[To be done]: Reproduce the material below verbatim, from its first line up to and including the line containing "Text: 69: 69 bbox=[157, 527, 178, 545]".
-=-=-=-=-
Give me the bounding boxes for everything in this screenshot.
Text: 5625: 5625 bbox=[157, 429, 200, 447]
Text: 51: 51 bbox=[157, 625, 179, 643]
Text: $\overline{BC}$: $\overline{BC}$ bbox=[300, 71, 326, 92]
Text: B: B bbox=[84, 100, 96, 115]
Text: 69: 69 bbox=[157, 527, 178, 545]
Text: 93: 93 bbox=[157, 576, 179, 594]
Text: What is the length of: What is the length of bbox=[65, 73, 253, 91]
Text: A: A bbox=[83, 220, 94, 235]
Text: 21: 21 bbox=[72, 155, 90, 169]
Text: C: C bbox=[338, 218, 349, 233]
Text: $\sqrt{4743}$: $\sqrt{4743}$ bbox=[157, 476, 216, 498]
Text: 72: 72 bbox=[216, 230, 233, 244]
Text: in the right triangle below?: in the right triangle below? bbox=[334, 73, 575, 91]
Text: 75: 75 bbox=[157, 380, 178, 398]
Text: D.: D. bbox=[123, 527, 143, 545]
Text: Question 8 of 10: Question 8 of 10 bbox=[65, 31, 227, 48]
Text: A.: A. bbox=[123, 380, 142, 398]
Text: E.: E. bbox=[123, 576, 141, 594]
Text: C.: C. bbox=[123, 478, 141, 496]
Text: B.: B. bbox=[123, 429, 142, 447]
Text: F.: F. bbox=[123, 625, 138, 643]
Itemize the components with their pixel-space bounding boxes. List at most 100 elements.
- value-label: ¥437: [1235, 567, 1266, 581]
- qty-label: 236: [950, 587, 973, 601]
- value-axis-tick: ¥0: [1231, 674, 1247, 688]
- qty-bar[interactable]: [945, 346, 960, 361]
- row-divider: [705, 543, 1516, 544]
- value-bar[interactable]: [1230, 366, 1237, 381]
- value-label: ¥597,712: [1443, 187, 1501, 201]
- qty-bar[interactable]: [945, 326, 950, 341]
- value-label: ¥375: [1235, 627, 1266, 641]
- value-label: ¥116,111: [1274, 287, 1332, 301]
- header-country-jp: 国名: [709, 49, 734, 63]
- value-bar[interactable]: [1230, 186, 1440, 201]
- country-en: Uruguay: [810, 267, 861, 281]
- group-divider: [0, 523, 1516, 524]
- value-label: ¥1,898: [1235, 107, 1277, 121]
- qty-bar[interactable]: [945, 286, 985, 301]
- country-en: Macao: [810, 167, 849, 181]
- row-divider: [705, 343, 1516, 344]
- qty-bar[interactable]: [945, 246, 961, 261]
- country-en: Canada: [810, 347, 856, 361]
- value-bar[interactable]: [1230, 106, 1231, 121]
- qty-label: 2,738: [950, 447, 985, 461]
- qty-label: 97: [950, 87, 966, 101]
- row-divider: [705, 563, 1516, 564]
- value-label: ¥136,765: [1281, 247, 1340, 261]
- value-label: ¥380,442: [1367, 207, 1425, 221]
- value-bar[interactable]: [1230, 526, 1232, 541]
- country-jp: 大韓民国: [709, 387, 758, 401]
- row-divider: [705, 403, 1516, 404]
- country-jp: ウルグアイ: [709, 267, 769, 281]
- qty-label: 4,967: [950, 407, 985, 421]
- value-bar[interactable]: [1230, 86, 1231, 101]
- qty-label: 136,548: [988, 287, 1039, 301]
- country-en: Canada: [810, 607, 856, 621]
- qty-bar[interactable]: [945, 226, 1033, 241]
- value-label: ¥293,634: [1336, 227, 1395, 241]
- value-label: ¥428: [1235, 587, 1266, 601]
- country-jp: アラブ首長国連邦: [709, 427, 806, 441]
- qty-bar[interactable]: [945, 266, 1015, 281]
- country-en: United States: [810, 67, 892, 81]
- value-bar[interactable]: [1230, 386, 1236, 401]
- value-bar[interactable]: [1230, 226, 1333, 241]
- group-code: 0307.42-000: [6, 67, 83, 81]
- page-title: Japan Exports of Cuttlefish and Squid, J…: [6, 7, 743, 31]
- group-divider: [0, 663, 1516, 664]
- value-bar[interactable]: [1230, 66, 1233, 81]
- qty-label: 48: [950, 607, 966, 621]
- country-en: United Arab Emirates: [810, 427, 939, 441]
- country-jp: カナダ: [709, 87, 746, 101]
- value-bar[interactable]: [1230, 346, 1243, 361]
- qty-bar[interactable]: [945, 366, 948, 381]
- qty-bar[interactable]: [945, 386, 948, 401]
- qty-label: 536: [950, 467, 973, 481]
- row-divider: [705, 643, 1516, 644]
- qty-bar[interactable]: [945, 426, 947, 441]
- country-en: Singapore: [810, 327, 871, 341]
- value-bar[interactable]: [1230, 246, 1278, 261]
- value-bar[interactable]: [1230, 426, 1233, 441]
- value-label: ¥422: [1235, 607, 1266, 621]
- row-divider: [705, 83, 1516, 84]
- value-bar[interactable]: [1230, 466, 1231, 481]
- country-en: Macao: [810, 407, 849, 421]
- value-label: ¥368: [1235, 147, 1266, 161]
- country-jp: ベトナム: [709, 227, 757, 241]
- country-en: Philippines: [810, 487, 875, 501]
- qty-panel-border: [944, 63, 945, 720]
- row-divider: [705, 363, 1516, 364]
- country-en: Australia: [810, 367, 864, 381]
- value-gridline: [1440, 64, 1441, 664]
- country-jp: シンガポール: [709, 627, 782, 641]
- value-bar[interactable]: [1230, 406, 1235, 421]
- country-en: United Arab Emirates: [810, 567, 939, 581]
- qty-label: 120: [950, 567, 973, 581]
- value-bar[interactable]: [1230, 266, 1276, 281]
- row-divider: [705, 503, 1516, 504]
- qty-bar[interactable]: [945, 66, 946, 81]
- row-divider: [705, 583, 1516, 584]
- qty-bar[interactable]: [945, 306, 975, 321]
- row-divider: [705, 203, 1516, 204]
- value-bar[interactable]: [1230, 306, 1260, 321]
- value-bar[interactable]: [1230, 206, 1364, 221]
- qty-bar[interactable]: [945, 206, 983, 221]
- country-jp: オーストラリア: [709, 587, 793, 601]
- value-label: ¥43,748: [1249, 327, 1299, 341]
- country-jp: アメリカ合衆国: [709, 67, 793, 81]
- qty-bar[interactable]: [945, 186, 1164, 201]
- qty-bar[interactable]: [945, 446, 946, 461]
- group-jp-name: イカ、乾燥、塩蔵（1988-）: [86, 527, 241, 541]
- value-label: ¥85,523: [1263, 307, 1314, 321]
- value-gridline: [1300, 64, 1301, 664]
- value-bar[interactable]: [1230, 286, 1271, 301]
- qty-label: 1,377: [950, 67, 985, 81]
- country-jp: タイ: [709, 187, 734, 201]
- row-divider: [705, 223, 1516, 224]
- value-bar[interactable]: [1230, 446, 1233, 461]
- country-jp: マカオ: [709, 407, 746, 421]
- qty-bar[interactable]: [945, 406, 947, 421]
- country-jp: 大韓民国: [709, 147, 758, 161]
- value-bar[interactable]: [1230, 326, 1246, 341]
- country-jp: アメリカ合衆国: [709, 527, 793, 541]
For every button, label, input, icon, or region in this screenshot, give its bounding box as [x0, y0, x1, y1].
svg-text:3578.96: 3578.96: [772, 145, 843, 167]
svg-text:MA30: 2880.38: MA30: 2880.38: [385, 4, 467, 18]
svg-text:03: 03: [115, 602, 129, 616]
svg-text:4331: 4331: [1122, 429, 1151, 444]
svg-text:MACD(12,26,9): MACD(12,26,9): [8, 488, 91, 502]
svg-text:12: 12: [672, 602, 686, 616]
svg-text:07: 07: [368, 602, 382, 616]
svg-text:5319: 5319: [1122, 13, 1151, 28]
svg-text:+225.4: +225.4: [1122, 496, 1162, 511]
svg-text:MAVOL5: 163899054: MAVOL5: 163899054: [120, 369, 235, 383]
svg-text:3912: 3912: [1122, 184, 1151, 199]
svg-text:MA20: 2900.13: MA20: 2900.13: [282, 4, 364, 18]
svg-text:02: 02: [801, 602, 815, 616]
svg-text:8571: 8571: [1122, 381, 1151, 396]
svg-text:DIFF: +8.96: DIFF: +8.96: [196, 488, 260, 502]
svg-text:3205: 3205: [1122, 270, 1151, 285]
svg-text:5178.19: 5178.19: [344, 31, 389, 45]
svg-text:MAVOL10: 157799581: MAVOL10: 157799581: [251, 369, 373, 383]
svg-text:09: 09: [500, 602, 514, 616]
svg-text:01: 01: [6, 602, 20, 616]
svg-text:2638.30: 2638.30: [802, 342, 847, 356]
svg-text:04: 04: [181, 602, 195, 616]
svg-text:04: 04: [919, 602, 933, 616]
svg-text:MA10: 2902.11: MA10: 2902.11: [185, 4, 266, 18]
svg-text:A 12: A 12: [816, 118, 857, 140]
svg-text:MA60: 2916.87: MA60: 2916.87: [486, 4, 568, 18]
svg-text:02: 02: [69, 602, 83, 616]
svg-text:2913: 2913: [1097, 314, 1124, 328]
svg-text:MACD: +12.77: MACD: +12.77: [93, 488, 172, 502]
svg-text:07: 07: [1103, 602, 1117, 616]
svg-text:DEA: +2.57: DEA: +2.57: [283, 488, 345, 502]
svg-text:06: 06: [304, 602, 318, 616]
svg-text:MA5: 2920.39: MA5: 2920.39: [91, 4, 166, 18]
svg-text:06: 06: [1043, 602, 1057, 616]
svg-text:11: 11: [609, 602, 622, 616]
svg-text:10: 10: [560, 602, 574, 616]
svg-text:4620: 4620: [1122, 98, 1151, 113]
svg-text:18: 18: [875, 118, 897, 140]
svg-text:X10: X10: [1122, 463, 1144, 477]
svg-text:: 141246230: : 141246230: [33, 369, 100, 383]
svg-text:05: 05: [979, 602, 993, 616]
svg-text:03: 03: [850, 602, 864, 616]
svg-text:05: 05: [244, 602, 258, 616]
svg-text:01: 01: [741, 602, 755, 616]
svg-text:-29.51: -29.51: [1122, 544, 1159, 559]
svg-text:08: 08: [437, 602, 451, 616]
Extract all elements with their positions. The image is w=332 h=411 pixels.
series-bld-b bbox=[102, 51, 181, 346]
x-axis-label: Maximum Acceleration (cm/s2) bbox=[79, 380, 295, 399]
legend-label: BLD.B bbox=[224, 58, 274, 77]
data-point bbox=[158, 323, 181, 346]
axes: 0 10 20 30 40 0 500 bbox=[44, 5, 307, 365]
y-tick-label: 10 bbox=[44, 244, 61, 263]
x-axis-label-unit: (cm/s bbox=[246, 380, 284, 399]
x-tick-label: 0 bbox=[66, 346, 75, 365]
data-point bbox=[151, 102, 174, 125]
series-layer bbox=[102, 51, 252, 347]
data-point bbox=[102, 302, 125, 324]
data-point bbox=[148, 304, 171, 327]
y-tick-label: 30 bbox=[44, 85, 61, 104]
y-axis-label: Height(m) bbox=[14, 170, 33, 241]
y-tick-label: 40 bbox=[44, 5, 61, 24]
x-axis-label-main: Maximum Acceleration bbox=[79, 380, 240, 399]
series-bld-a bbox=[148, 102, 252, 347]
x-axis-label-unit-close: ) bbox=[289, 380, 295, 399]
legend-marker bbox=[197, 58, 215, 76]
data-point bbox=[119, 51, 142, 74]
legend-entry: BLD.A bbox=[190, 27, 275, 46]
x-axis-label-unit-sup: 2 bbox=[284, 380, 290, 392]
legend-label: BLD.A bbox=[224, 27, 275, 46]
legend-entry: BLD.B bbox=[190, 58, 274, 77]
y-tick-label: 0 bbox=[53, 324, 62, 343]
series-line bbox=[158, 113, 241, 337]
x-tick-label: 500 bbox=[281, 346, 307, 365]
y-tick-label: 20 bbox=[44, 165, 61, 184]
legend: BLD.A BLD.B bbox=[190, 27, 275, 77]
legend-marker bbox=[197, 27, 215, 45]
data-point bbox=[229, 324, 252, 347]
-=-=-=-=-
[Task output]:
Give me the bounding boxes for everything in this screenshot.
Text: 5625: 5625 bbox=[157, 429, 200, 447]
Text: 51: 51 bbox=[157, 625, 179, 643]
Text: $\overline{BC}$: $\overline{BC}$ bbox=[300, 71, 326, 92]
Text: B: B bbox=[84, 100, 96, 115]
Text: 69: 69 bbox=[157, 527, 178, 545]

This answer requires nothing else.